══ The data ══

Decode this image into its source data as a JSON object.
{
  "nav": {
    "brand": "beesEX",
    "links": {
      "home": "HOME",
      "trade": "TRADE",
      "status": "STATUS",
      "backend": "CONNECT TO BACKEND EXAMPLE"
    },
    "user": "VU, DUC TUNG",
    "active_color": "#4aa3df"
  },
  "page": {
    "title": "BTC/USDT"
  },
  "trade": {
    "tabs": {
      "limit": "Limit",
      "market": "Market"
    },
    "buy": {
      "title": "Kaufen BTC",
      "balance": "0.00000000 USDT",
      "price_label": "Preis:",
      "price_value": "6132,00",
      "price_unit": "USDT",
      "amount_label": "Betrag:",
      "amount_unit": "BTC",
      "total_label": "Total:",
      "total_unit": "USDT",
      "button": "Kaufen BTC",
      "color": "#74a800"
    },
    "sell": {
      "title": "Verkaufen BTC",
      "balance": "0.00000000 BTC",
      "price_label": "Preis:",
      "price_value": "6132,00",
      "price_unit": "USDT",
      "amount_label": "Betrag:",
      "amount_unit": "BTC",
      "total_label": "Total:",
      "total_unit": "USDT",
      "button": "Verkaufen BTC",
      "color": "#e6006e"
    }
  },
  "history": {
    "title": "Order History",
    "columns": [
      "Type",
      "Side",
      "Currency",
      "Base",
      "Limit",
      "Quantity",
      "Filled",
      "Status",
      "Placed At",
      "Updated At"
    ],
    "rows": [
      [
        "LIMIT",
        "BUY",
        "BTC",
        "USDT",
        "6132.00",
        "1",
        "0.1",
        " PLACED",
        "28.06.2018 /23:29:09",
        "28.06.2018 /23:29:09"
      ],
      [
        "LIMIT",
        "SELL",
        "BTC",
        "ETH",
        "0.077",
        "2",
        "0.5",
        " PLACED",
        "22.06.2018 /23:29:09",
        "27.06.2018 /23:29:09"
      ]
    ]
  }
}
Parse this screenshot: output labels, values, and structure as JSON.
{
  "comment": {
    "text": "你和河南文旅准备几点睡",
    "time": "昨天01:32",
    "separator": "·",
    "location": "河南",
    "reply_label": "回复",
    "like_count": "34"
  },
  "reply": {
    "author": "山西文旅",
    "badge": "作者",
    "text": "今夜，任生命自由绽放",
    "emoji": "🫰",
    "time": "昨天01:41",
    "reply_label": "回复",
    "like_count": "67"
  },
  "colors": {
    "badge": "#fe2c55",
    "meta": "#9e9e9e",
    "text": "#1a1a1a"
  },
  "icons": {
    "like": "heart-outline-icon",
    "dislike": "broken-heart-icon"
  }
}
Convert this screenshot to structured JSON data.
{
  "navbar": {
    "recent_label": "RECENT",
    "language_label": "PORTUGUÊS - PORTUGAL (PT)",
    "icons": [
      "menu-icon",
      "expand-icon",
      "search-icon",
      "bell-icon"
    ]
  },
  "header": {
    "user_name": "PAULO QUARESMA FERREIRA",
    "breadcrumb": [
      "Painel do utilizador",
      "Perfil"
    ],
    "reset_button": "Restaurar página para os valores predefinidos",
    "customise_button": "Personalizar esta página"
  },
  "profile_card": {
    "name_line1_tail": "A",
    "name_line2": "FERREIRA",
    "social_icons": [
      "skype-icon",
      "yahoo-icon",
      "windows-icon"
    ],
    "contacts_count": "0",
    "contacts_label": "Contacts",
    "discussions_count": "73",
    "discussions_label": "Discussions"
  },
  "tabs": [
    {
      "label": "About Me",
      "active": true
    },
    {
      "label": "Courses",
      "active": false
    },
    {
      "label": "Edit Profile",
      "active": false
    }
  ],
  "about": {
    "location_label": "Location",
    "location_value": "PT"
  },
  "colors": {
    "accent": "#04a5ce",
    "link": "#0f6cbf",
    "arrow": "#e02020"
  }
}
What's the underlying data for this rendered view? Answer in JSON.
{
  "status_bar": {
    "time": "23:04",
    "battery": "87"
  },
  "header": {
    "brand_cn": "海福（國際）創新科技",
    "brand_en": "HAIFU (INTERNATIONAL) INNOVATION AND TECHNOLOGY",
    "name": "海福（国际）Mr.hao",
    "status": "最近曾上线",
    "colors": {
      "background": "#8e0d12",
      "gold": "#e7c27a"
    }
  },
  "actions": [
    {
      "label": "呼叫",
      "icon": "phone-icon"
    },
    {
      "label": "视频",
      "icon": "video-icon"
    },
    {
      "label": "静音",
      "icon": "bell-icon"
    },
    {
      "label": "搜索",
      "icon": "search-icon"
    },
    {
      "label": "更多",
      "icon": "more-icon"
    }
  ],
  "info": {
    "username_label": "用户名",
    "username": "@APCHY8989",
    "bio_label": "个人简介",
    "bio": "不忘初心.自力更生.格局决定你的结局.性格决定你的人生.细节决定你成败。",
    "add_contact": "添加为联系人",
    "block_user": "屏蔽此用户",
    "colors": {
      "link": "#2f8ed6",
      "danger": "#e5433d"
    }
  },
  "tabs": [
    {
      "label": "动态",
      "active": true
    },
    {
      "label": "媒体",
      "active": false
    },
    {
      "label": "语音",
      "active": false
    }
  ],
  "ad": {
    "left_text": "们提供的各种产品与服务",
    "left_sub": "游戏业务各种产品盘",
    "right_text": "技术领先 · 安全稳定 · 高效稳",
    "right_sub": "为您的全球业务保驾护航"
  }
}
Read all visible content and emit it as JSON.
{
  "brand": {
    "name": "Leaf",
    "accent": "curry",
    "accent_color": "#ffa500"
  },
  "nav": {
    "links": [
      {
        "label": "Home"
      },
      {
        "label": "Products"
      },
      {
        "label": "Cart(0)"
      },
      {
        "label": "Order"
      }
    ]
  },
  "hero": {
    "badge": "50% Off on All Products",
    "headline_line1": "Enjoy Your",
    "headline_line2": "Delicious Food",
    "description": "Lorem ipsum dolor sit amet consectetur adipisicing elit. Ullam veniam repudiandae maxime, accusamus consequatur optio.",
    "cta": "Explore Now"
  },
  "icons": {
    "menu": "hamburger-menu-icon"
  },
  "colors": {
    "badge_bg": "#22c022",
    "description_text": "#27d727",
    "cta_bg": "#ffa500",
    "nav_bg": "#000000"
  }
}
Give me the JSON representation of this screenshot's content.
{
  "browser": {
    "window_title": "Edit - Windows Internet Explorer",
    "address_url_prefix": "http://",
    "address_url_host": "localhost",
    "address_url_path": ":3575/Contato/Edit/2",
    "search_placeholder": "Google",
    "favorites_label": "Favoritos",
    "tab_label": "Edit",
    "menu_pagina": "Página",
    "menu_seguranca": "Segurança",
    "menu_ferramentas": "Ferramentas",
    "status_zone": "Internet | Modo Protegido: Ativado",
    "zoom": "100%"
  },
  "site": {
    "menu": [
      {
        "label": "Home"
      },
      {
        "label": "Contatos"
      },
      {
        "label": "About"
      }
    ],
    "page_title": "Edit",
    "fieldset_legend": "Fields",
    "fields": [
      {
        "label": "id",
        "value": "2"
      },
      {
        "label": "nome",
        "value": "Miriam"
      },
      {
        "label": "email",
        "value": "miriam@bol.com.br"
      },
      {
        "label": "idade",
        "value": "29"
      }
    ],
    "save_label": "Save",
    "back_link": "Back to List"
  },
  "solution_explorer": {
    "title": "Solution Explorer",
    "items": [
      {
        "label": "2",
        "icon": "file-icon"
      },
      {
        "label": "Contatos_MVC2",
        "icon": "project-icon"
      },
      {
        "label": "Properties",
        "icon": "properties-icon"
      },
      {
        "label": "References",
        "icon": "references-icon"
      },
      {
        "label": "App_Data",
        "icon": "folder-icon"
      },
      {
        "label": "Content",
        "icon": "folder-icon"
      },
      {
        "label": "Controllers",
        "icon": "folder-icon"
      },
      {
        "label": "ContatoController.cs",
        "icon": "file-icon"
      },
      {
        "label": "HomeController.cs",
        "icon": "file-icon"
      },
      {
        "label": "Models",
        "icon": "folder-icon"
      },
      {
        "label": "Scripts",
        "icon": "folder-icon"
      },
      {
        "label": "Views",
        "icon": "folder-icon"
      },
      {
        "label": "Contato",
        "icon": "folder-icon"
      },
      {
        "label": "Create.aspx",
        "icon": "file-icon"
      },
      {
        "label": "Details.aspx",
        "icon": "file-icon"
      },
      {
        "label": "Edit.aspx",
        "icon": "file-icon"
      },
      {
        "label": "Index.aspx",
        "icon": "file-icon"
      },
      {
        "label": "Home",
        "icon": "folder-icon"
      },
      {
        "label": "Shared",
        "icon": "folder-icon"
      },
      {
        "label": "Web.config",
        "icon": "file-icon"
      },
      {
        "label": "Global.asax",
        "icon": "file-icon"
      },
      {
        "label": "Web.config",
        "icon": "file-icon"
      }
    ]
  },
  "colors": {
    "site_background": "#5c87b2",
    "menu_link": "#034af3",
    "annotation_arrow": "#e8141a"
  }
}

═══

▶ Task to carry out:
Gather every line from the entries above where the word "screenshot" appears, and copy them.

▶ Response to this exercise:
Parse this screenshot: output labels, values, and structure as JSON.
Convert this screenshot to structured JSON data.
Give me the JSON representation of this screenshot's content.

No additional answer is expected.